● What to work on: Scan the material below for the string "JSON", and copy every line where it shows up.

[Start Material]

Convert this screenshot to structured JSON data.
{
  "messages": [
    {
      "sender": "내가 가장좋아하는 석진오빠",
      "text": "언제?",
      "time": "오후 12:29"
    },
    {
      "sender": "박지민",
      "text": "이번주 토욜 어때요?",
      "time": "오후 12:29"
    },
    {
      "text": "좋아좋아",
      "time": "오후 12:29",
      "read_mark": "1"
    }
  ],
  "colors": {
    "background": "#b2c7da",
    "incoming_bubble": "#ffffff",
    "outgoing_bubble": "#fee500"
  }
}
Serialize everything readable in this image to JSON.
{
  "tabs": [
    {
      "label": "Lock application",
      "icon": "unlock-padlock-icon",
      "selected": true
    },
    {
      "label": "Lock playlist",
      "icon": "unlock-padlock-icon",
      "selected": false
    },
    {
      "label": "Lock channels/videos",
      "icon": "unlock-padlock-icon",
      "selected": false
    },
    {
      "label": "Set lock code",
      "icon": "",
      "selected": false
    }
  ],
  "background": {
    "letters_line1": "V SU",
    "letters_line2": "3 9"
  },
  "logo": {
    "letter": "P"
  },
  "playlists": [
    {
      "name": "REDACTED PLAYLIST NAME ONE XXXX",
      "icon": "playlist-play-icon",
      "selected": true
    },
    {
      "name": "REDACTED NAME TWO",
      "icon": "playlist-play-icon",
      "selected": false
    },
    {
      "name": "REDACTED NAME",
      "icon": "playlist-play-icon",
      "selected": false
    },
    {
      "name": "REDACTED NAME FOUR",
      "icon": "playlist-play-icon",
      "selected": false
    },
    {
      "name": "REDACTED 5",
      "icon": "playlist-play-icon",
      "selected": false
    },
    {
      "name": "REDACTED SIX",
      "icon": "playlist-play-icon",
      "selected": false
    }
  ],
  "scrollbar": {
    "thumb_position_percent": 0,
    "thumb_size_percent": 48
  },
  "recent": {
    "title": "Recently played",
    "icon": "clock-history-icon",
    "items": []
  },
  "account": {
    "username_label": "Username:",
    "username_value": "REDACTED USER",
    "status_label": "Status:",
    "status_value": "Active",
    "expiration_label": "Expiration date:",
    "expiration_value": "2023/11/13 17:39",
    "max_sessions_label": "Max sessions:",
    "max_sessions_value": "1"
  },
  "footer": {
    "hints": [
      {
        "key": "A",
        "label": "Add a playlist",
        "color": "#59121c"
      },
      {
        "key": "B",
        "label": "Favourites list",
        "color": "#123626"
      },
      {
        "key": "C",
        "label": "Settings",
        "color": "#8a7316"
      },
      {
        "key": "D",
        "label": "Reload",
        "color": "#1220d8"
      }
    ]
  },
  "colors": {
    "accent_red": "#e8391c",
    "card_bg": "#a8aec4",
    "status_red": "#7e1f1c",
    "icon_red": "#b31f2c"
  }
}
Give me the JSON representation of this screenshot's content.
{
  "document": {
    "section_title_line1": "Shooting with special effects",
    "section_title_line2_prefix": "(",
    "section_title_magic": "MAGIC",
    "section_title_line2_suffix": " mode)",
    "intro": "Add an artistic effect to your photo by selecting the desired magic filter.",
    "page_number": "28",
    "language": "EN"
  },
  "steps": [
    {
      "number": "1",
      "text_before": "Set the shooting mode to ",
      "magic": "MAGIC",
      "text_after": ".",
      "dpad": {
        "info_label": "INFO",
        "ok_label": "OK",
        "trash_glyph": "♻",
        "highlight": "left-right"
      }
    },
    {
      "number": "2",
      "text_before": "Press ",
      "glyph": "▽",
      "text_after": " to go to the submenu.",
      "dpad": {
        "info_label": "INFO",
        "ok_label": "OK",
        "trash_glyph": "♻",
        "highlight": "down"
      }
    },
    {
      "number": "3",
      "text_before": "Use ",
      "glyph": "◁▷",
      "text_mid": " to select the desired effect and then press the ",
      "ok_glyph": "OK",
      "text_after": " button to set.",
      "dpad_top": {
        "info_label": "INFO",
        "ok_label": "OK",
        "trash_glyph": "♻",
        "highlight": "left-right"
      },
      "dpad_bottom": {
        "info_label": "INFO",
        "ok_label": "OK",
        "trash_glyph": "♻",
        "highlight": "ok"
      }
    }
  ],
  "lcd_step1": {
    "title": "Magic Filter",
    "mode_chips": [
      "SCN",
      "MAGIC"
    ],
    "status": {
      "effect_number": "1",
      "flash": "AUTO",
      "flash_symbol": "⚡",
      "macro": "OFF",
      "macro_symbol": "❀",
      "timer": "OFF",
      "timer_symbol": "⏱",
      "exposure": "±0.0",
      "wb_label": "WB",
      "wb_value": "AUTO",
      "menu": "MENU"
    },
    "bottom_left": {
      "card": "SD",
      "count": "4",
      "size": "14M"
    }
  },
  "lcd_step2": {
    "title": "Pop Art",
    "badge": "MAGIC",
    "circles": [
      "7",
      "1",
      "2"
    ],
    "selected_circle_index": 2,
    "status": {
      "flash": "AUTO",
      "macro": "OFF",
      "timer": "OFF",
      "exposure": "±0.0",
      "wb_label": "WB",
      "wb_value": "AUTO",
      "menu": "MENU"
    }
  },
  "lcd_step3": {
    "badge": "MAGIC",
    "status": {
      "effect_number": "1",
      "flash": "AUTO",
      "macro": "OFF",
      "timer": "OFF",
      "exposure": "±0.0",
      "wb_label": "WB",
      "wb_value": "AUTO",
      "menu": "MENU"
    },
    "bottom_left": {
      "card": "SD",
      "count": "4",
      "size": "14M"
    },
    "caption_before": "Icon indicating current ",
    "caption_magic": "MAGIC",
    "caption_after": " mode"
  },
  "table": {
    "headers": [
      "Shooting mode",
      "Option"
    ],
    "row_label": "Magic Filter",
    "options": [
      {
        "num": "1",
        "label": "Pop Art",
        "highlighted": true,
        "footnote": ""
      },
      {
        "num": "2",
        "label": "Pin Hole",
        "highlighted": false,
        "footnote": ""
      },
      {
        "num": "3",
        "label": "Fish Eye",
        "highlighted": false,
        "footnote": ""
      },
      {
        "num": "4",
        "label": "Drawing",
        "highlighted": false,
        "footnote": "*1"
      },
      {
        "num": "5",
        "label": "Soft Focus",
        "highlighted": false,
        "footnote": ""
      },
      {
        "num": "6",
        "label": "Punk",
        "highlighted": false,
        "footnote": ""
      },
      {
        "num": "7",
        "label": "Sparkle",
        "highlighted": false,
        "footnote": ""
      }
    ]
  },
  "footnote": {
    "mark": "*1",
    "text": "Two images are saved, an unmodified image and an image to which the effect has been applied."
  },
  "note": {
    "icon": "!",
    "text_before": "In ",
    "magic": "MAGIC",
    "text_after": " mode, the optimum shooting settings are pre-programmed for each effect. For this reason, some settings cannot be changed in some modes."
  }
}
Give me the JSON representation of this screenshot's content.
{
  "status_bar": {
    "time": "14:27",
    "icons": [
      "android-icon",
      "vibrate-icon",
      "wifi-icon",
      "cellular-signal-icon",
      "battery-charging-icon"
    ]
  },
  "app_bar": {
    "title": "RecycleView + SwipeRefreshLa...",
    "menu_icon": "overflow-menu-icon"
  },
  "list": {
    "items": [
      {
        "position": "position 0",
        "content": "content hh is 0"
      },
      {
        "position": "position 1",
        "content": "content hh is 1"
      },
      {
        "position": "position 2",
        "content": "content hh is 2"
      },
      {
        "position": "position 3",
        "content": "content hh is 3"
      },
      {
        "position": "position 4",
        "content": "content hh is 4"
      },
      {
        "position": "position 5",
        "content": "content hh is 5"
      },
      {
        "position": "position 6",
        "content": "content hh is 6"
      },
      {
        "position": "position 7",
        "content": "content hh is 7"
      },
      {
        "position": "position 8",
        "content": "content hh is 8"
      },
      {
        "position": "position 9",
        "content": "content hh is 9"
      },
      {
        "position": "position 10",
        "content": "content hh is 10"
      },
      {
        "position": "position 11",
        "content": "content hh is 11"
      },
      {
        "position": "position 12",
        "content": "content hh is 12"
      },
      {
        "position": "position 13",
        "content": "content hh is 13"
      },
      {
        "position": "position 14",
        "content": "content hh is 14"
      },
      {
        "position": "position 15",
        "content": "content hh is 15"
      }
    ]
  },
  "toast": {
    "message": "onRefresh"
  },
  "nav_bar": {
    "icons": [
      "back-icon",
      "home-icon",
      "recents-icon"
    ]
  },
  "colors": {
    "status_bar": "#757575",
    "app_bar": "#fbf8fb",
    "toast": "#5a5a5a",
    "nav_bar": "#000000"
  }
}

[End Material]

● Written response:
Convert this screenshot to structured JSON data.
Serialize everything readable in this image to JSON.
Give me the JSON representation of this screenshot's content.
Give me the JSON representation of this screenshot's content.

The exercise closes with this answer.